>> Start
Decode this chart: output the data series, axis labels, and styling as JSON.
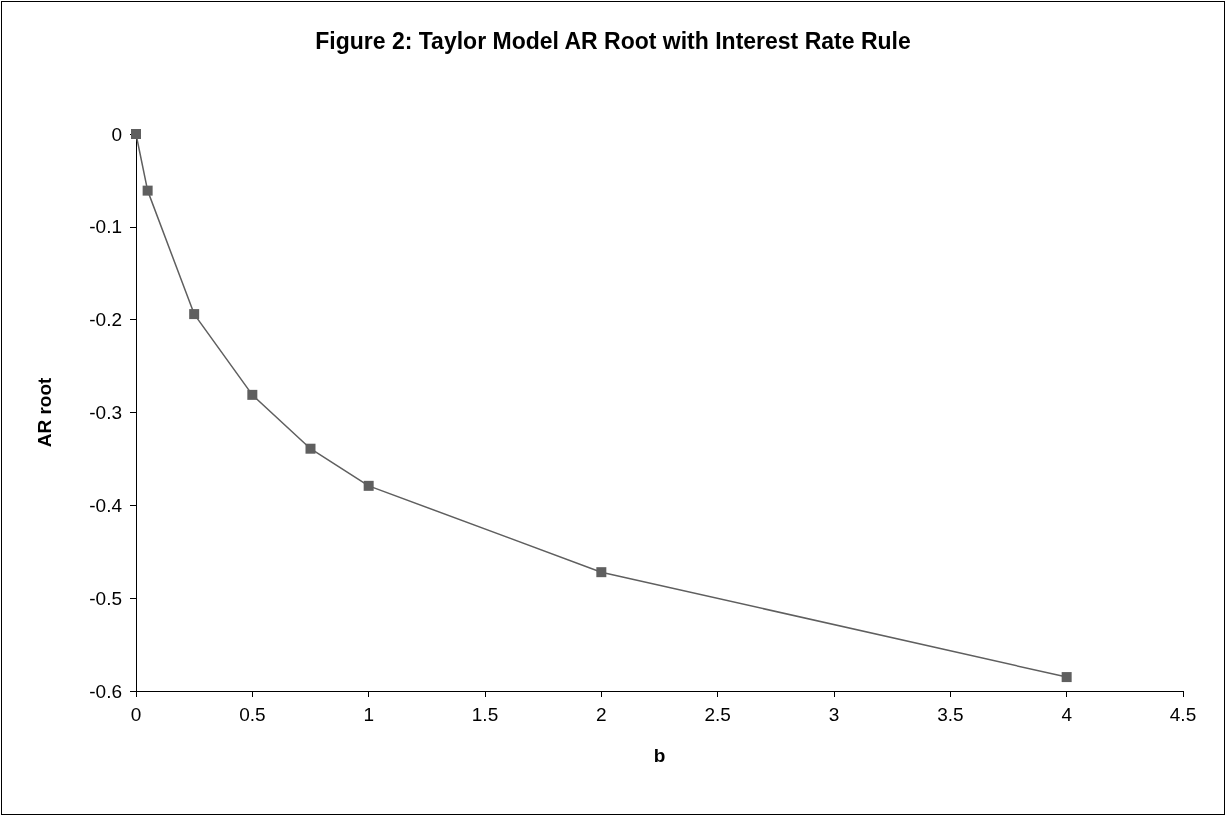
{
  "chart_data": {
    "type": "line",
    "title": "Figure 2: Taylor Model AR Root with Interest Rate Rule",
    "xlabel": "b",
    "ylabel": "AR root",
    "x": [
      0,
      0.05,
      0.25,
      0.5,
      0.75,
      1,
      2,
      4
    ],
    "series": [
      {
        "color": "#5f5f5f",
        "values": [
          0,
          -0.061,
          -0.194,
          -0.281,
          -0.339,
          -0.379,
          -0.472,
          -0.585
        ]
      }
    ],
    "xlim": [
      0,
      4.5
    ],
    "xticks": [
      0,
      0.5,
      1,
      1.5,
      2,
      2.5,
      3,
      3.5,
      4,
      4.5
    ],
    "ylim": [
      -0.6,
      0
    ],
    "yticks": [
      -0.6,
      -0.5,
      -0.4,
      -0.3,
      -0.2,
      -0.1,
      0
    ],
    "marker": "square",
    "line_style": "solid"
  }
}
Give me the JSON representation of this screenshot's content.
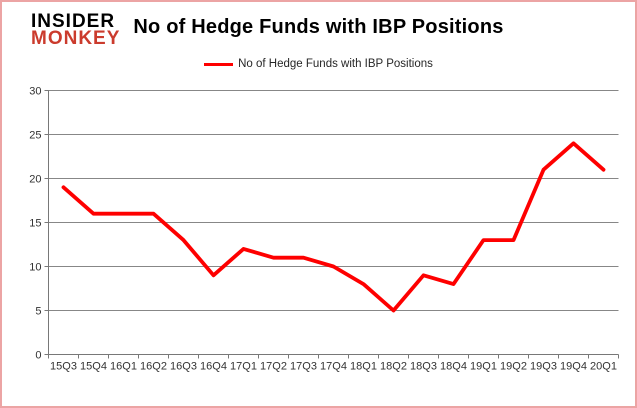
{
  "logo": {
    "line1": "INSIDER",
    "line2": "MONKEY"
  },
  "title": "No of Hedge Funds with IBP Positions",
  "legend": {
    "label": "No of Hedge Funds with IBP Positions"
  },
  "colors": {
    "line": "#fe0000",
    "logo_red": "#cb3b2d",
    "grid": "#878787",
    "axis": "#787878",
    "tick_label": "#333333",
    "page_border": "#eca4a4"
  },
  "chart_data": {
    "type": "line",
    "title": "No of Hedge Funds with IBP Positions",
    "categories": [
      "15Q3",
      "15Q4",
      "16Q1",
      "16Q2",
      "16Q3",
      "16Q4",
      "17Q1",
      "17Q2",
      "17Q3",
      "17Q4",
      "18Q1",
      "18Q2",
      "18Q3",
      "18Q4",
      "19Q1",
      "19Q2",
      "19Q3",
      "19Q4",
      "20Q1"
    ],
    "series": [
      {
        "name": "No of Hedge Funds with IBP Positions",
        "color": "#fe0000",
        "values": [
          19,
          16,
          16,
          16,
          13,
          9,
          12,
          11,
          11,
          10,
          8,
          5,
          9,
          8,
          13,
          13,
          21,
          24,
          21
        ]
      }
    ],
    "xlabel": "",
    "ylabel": "",
    "ylim": [
      0,
      30
    ],
    "yticks": [
      0,
      5,
      10,
      15,
      20,
      25,
      30
    ],
    "grid": "horizontal",
    "legend_position": "top-center"
  }
}
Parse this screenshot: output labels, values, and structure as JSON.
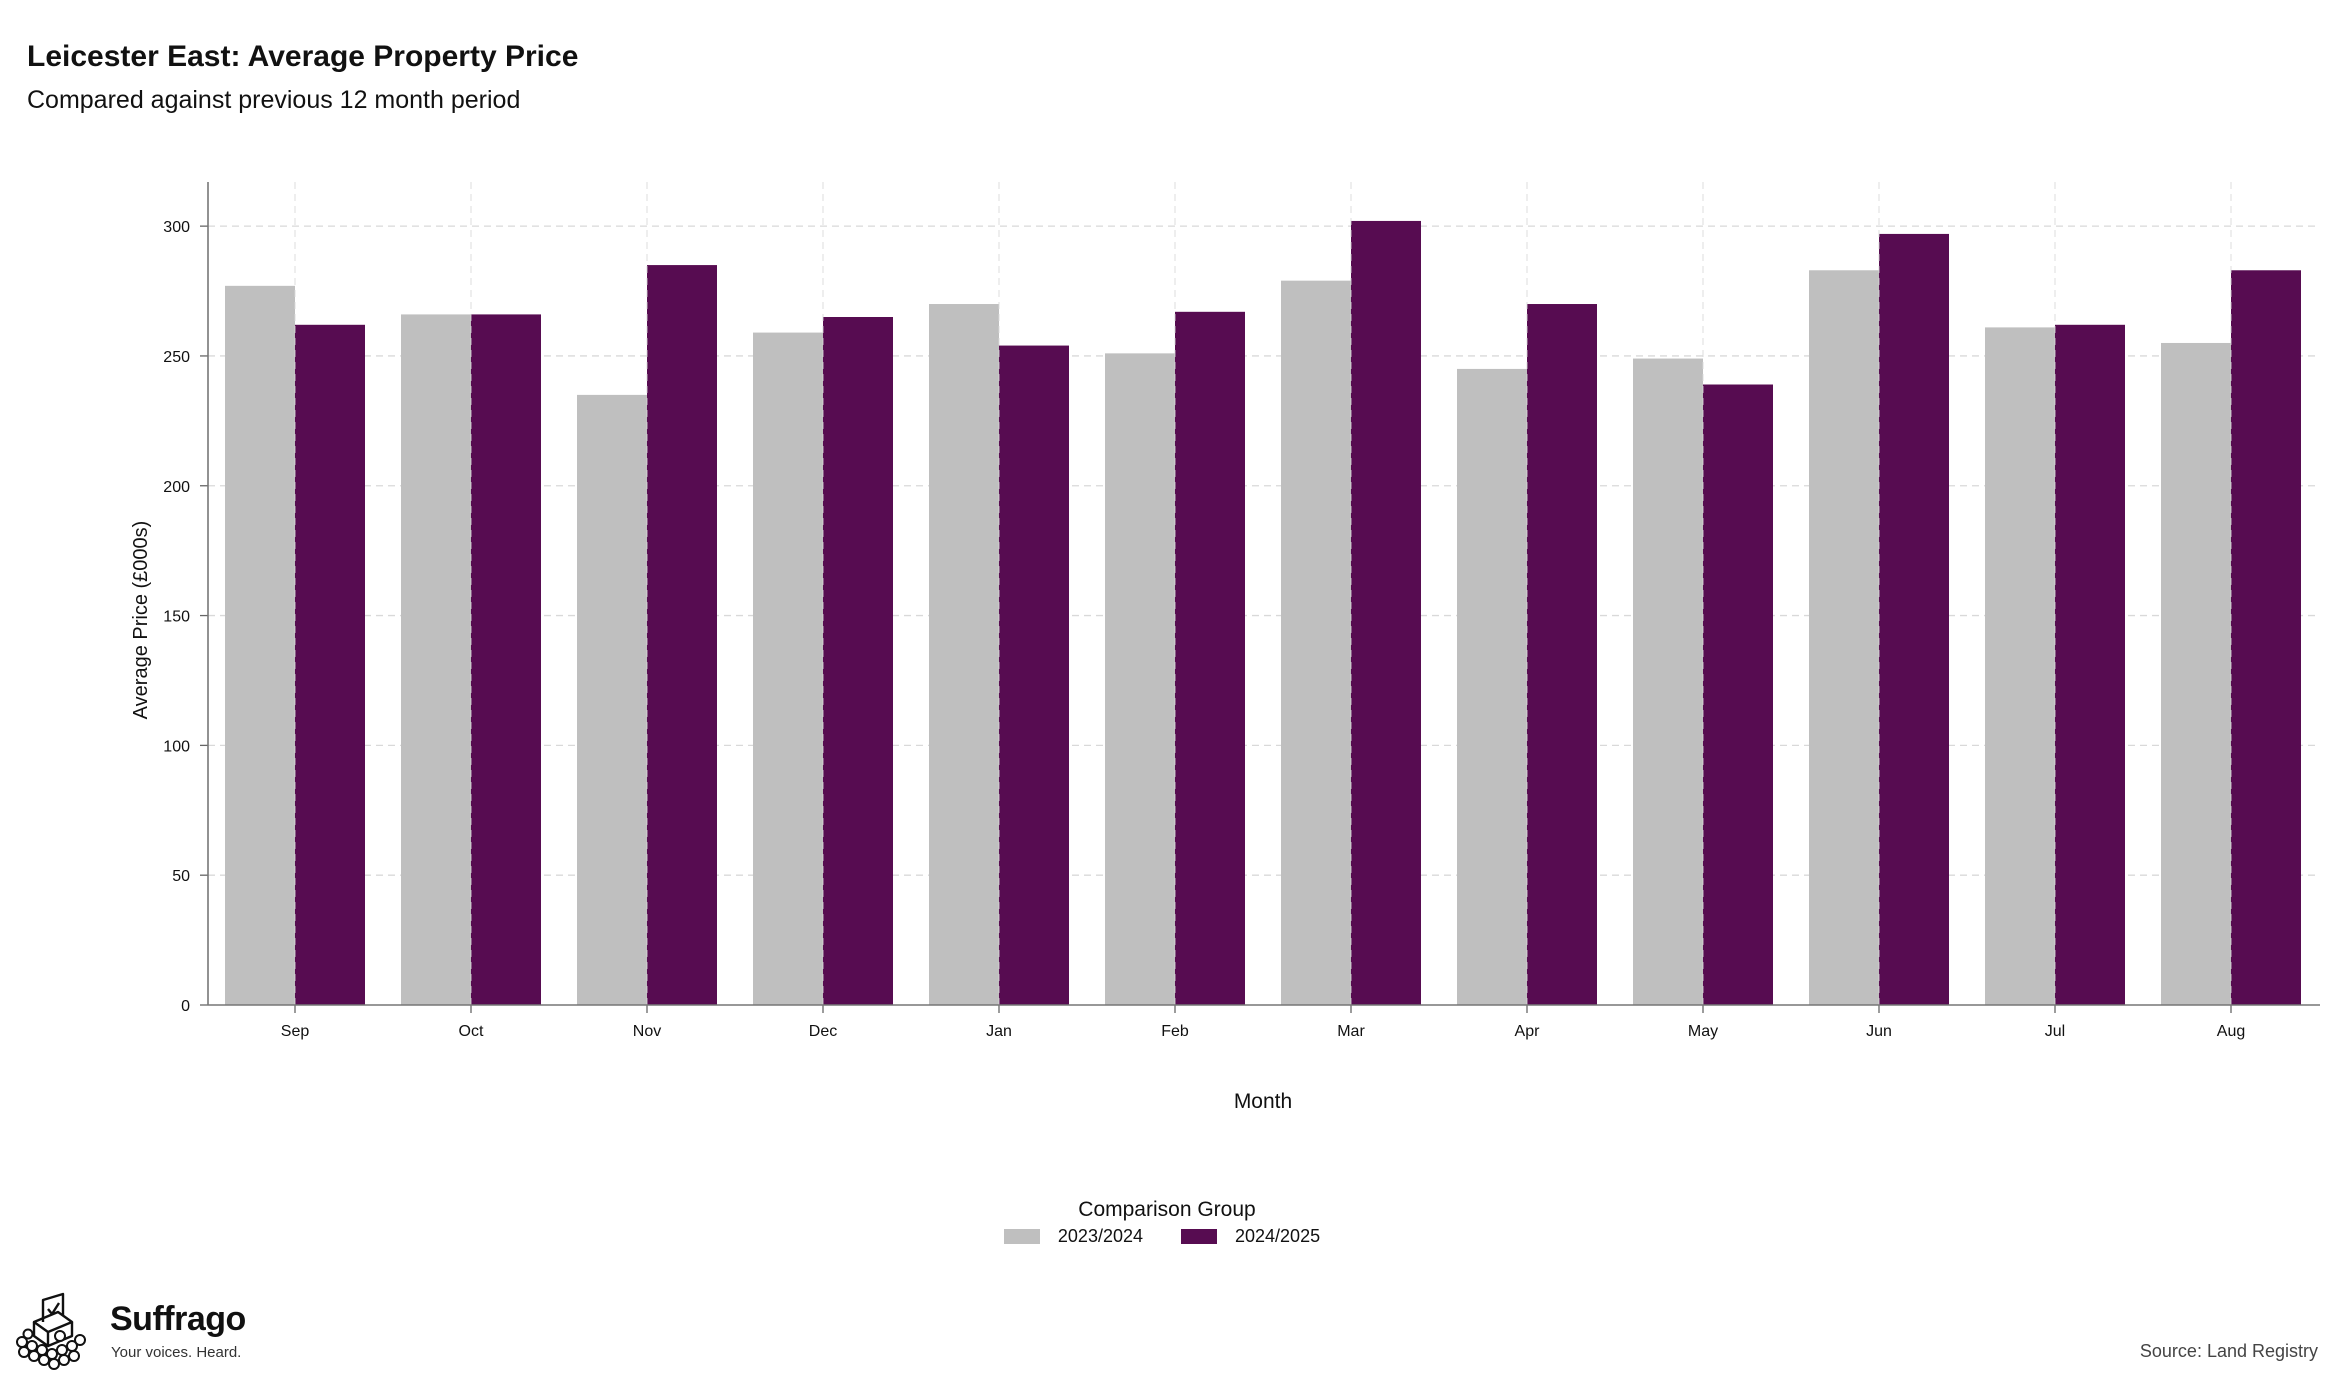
{
  "header": {
    "title": "Leicester East: Average Property Price",
    "subtitle": "Compared against previous 12 month period"
  },
  "chart_data": {
    "type": "bar",
    "title": "Leicester East: Average Property Price",
    "subtitle": "Compared against previous 12 month period",
    "xlabel": "Month",
    "ylabel": "Average Price (£000s)",
    "categories": [
      "Sep",
      "Oct",
      "Nov",
      "Dec",
      "Jan",
      "Feb",
      "Mar",
      "Apr",
      "May",
      "Jun",
      "Jul",
      "Aug"
    ],
    "ylim": [
      0,
      317
    ],
    "yticks": [
      0,
      50,
      100,
      150,
      200,
      250,
      300
    ],
    "grid": true,
    "legend_position": "bottom",
    "legend_title": "Comparison Group",
    "series": [
      {
        "name": "2023/2024",
        "color": "#bfbfbf",
        "values": [
          277,
          266,
          235,
          259,
          270,
          251,
          279,
          245,
          249,
          283,
          261,
          255
        ]
      },
      {
        "name": "2024/2025",
        "color": "#570c51",
        "values": [
          262,
          266,
          285,
          265,
          254,
          267,
          302,
          270,
          239,
          297,
          262,
          283
        ]
      }
    ]
  },
  "legend": {
    "title": "Comparison Group",
    "items": [
      {
        "label": "2023/2024",
        "color": "#bfbfbf"
      },
      {
        "label": "2024/2025",
        "color": "#570c51"
      }
    ]
  },
  "branding": {
    "name": "Suffrago",
    "tagline": "Your voices. Heard.",
    "logo_icon": "ballot-box-icon"
  },
  "footer": {
    "source": "Source: Land Registry"
  }
}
>> End
*Written exercise:* Transcribe every entry word for word, but skip the pictures.

*Result of this exercise:*
Decode this chart: output the data series, axis labels, and styling as JSON.
{
  "chart_data": {
    "type": "line",
    "title": "Figure 2: Taylor Model AR Root with Interest Rate Rule",
    "xlabel": "b",
    "ylabel": "AR root",
    "x": [
      0,
      0.05,
      0.25,
      0.5,
      0.75,
      1,
      2,
      4
    ],
    "series": [
      {
        "color": "#5f5f5f",
        "values": [
          0,
          -0.061,
          -0.194,
          -0.281,
          -0.339,
          -0.379,
          -0.472,
          -0.585
        ]
      }
    ],
    "xlim": [
      0,
      4.5
    ],
    "xticks": [
      0,
      0.5,
      1,
      1.5,
      2,
      2.5,
      3,
      3.5,
      4,
      4.5
    ],
    "ylim": [
      -0.6,
      0
    ],
    "yticks": [
      -0.6,
      -0.5,
      -0.4,
      -0.3,
      -0.2,
      -0.1,
      0
    ],
    "marker": "square",
    "line_style": "solid"
  }
}
Give me the JSON representation of this screenshot's content.
{
  "logo": {
    "line1": "INSIDER",
    "line2": "MONKEY"
  },
  "title": "No of Hedge Funds with IBP Positions",
  "legend": {
    "label": "No of Hedge Funds with IBP Positions"
  },
  "colors": {
    "line": "#fe0000",
    "logo_red": "#cb3b2d",
    "grid": "#878787",
    "axis": "#787878",
    "tick_label": "#333333",
    "page_border": "#eca4a4"
  },
  "chart_data": {
    "type": "line",
    "title": "No of Hedge Funds with IBP Positions",
    "categories": [
      "15Q3",
      "15Q4",
      "16Q1",
      "16Q2",
      "16Q3",
      "16Q4",
      "17Q1",
      "17Q2",
      "17Q3",
      "17Q4",
      "18Q1",
      "18Q2",
      "18Q3",
      "18Q4",
      "19Q1",
      "19Q2",
      "19Q3",
      "19Q4",
      "20Q1"
    ],
    "series": [
      {
        "name": "No of Hedge Funds with IBP Positions",
        "color": "#fe0000",
        "values": [
          19,
          16,
          16,
          16,
          13,
          9,
          12,
          11,
          11,
          10,
          8,
          5,
          9,
          8,
          13,
          13,
          21,
          24,
          21
        ]
      }
    ],
    "xlabel": "",
    "ylabel": "",
    "ylim": [
      0,
      30
    ],
    "yticks": [
      0,
      5,
      10,
      15,
      20,
      25,
      30
    ],
    "grid": "horizontal",
    "legend_position": "top-center"
  }
}
Parse this screenshot: output labels, values, and structure as JSON.
{
  "header": {
    "title": "Leicester East: Average Property Price",
    "subtitle": "Compared against previous 12 month period"
  },
  "chart_data": {
    "type": "bar",
    "title": "Leicester East: Average Property Price",
    "subtitle": "Compared against previous 12 month period",
    "xlabel": "Month",
    "ylabel": "Average Price (£000s)",
    "categories": [
      "Sep",
      "Oct",
      "Nov",
      "Dec",
      "Jan",
      "Feb",
      "Mar",
      "Apr",
      "May",
      "Jun",
      "Jul",
      "Aug"
    ],
    "ylim": [
      0,
      317
    ],
    "yticks": [
      0,
      50,
      100,
      150,
      200,
      250,
      300
    ],
    "grid": true,
    "legend_position": "bottom",
    "legend_title": "Comparison Group",
    "series": [
      {
        "name": "2023/2024",
        "color": "#bfbfbf",
        "values": [
          277,
          266,
          235,
          259,
          270,
          251,
          279,
          245,
          249,
          283,
          261,
          255
        ]
      },
      {
        "name": "2024/2025",
        "color": "#570c51",
        "values": [
          262,
          266,
          285,
          265,
          254,
          267,
          302,
          270,
          239,
          297,
          262,
          283
        ]
      }
    ]
  },
  "legend": {
    "title": "Comparison Group",
    "items": [
      {
        "label": "2023/2024",
        "color": "#bfbfbf"
      },
      {
        "label": "2024/2025",
        "color": "#570c51"
      }
    ]
  },
  "branding": {
    "name": "Suffrago",
    "tagline": "Your voices. Heard.",
    "logo_icon": "ballot-box-icon"
  },
  "footer": {
    "source": "Source: Land Registry"
  }
}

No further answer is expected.